| Text block |
Keywords: Antibiotics; Abuse; Newborn; Neonatal; Microbiome

Abbreviations: NICU: Newborn intensive care unit; CRP: C-reactive protein; PCT: Procalcitonin; EOBS: Early onset bacterial sepsis; WHO: World Health Organization; NEC: Necrotizing enterocolitis; BPD: Bronchopulmonary dysplasia; AMR: Antimicrobial resistance; NNT: Number needed to treat; SIBEN: Ibero american society of neonatology

Introduction

“The rational use of drugs requires that patients receive medications appropriate to their clinical needs, in doses that meet their individual requirements, for an adequate period of time, and at the lowest cost to them and their community” was affirmed by the Conference of Experts on the Rational Use of Drugs convened by the World Health Organization (WHO) in Nairobi in 1985 [1]. WHO estimates that more than half of all medicines are prescribed inappropriately, and antibiotics are among the most frequent ones that are used incorrectly [2]. Furthermore, it has become apparent that newborn infants are exposed to the highest abuse rate of antibiotics. For example, more than to 70% of neonates admitted to some neonatal intensive care units (NICU’s) are prescribed antibiotics [3,4]. In the USA, data from 297 centers with 40,364 infants <1,500 grams [5] showed that the majority of infants born prematurely infants are exposed to early antibiotic initiation and this occurred in 78.6% of infants with birth weight <1,500 grams and in 87% of those <1,000 grams at birth. Furthermore, many of them had subsequent prolonged antibiotic administration for more than 5 days. However, extremely few babies (1-3%) with suspected neonatal early-onset bacterial sepsis (EOBS) are actually proven to have blood culture positive sepsis.

In this manuscript we focus on the irrational uses of antibiotics in the neonatal period, particularly when EOBS is suspected. Clinical indications for initiation and discontinuation of antibiotics are described, together with the potential severe consequences of antibiotic abuse. These include, among others, higher prevalence of bronchopulmonary dysplasia (BPD), necrotizing enterocolitis (NEC) and mortality, in addition to development of antimicrobial resistance (AMR) and microbiome alterations. AMR and the emergence of multiresistant bacteria is an epidemic in public health. Neonatal microbiome influences immune cell ontogeny [6] and early exposure to antibiotics affect the composition of the intestinal microbiota [7-11].

The purpose of this manuscript is to review some of the current neonatal practices related to antibiotic indication and discontinuation and present a current summary of most of the untoward effects of antibiotic abuse in neonatal medicine. Hopefully, this review will be useful for implementation of changes that would ultimately lead to improved neonatal outcomes.

Discussion

Use of antibiotics in the neonatal period

Neonatal bacterial sepsis is a grave condition that may lead to death if untreated or if initiation of treatment is delayed. Antibiotics do save newborns’ lives.

In the NICU, suspected EOBS is one of the most common diagnoses and antibiotics are the most frequently used medications. The antibiotics for treatment of neonatal sepsis must be given intravenously and never PO or intramuscularly. The more frequently used are ampicillin and gentamycin. Their discontinuation should occur in 36-72 hours if the blood cultures are negative and the infant is asymptomatic.

In asymptomatic newborns, with suspected EOBS decisions to start antibiotics should be mainly based on the newborn’s clinical condition and not solely on risks or on inflammatory markers.

| Activity list |
**1.** In the excerpt on neonatal antibiotic use, within what period should ampicillin and gentamycin be discontinued if the blood cultures are negative and the infant is asymptomatic?
**2.** Summarize the excerpt on neonatal antibiotic use in two sentences.

| Available data |
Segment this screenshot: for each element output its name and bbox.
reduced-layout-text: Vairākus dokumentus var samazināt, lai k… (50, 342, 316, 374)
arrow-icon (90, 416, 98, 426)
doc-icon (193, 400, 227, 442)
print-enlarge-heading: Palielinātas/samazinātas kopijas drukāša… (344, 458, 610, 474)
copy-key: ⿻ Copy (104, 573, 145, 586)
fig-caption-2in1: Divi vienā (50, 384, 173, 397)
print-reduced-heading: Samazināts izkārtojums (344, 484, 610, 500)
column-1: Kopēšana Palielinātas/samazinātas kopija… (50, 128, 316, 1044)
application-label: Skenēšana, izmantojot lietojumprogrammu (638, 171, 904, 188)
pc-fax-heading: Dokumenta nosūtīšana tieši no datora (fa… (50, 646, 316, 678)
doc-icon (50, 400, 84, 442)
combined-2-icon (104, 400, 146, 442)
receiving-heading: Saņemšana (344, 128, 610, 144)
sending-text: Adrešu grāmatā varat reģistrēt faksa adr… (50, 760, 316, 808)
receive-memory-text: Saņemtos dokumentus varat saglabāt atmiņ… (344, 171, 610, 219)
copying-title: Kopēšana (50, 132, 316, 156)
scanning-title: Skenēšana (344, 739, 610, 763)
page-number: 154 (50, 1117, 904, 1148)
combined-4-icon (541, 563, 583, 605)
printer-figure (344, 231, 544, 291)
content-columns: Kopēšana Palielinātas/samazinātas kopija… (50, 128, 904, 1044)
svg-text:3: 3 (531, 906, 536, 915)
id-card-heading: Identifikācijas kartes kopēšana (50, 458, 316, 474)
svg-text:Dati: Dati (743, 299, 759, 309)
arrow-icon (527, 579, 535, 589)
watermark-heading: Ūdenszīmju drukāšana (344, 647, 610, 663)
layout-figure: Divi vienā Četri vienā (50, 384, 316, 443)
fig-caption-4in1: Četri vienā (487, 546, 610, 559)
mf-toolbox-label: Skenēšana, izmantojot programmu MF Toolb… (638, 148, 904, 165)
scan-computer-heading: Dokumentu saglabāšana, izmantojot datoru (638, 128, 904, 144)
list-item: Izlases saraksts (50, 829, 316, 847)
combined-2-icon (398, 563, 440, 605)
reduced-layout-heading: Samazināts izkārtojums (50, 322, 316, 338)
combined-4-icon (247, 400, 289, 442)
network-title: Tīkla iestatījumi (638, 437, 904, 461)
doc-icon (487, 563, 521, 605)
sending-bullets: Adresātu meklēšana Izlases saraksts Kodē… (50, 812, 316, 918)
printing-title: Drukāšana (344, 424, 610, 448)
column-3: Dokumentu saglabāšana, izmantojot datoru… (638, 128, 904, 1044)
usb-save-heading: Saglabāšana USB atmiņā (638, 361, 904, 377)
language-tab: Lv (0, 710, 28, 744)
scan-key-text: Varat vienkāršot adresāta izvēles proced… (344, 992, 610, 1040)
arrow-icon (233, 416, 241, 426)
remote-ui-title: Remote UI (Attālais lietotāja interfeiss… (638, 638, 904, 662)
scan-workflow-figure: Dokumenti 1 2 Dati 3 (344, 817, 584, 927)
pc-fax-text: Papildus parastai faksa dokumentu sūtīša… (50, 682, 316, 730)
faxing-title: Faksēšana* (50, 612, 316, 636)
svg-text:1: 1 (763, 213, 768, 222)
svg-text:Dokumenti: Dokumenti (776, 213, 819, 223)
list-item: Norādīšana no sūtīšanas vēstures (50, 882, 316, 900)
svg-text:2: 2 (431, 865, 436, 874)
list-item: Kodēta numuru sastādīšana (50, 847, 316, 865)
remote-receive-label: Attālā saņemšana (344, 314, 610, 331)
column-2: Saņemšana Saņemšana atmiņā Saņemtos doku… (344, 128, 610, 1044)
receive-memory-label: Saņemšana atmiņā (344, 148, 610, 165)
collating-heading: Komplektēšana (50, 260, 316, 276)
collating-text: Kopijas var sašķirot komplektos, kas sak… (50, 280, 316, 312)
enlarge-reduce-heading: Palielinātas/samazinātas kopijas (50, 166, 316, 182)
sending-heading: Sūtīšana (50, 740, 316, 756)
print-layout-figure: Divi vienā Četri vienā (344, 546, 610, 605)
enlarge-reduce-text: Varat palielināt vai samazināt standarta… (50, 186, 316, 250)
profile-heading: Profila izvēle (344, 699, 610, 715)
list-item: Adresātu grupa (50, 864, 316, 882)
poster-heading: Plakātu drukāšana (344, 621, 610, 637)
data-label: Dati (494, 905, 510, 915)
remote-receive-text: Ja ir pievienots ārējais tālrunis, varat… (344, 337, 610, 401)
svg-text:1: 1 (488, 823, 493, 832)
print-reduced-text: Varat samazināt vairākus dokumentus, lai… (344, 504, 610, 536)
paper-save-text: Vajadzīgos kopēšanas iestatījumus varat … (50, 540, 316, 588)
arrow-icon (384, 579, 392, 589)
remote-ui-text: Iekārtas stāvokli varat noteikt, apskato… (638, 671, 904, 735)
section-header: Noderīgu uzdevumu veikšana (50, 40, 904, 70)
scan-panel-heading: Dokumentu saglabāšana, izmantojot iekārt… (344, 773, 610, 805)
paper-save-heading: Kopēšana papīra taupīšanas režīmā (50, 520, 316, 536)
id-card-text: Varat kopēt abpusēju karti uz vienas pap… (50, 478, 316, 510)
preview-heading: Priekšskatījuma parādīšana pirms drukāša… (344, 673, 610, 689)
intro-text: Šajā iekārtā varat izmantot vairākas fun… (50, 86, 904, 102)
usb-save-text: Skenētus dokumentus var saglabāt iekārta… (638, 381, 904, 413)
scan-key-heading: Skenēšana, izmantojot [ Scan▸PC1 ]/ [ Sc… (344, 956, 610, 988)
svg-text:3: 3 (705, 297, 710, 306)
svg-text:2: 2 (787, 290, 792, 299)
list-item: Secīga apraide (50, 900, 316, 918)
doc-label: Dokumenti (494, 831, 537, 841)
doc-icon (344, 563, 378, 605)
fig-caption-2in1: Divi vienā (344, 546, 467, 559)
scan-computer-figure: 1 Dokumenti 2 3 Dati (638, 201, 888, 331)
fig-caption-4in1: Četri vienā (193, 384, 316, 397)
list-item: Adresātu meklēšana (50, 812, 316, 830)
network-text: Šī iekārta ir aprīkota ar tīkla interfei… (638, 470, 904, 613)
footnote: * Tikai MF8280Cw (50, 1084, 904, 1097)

| Exercise answers |
**1.** In 36-72 hours.

**2.** Newborn infants are exposed to the highest rate of antibiotic abuse, and most premature infants receive early antibiotics, even though only 1-3% of babies with suspected early-onset bacterial sepsis prove to have blood culture positive sepsis. The manuscript reviews current practices for starting and stopping antibiotics and summarizes the harms of antibiotic abuse, which include higher rates of bronchopulmonary dysplasia, necrotizing enterocolitis and mortality, as well as antimicrobial resistance and microbiome alterations.